(Dataset rows about figures)
--

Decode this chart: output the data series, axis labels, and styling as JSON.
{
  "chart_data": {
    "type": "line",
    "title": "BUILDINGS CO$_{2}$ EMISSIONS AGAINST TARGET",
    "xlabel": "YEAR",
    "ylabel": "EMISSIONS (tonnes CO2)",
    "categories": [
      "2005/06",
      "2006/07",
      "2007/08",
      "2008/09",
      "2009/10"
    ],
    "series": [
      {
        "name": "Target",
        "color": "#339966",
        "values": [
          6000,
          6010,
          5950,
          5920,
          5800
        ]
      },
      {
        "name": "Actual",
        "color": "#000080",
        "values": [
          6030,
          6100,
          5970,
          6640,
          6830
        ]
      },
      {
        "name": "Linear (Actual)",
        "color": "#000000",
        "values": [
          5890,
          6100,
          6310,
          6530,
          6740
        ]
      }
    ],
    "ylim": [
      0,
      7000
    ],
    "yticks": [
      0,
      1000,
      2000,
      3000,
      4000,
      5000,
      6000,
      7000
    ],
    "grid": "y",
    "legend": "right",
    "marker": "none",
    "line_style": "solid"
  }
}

--

§ Written exercise: Write every line of the material above again, exactly.

§ Correct output:
Decode this chart: output the data series, axis labels, and styling as JSON.
{
  "chart_data": {
    "type": "line",
    "title": "BUILDINGS CO$_{2}$ EMISSIONS AGAINST TARGET",
    "xlabel": "YEAR",
    "ylabel": "EMISSIONS (tonnes CO2)",
    "categories": [
      "2005/06",
      "2006/07",
      "2007/08",
      "2008/09",
      "2009/10"
    ],
    "series": [
      {
        "name": "Target",
        "color": "#339966",
        "values": [
          6000,
          6010,
          5950,
          5920,
          5800
        ]
      },
      {
        "name": "Actual",
        "color": "#000080",
        "values": [
          6030,
          6100,
          5970,
          6640,
          6830
        ]
      },
      {
        "name": "Linear (Actual)",
        "color": "#000000",
        "values": [
          5890,
          6100,
          6310,
          6530,
          6740
        ]
      }
    ],
    "ylim": [
      0,
      7000
    ],
    "yticks": [
      0,
      1000,
      2000,
      3000,
      4000,
      5000,
      6000,
      7000
    ],
    "grid": "y",
    "legend": "right",
    "marker": "none",
    "line_style": "solid"
  }
}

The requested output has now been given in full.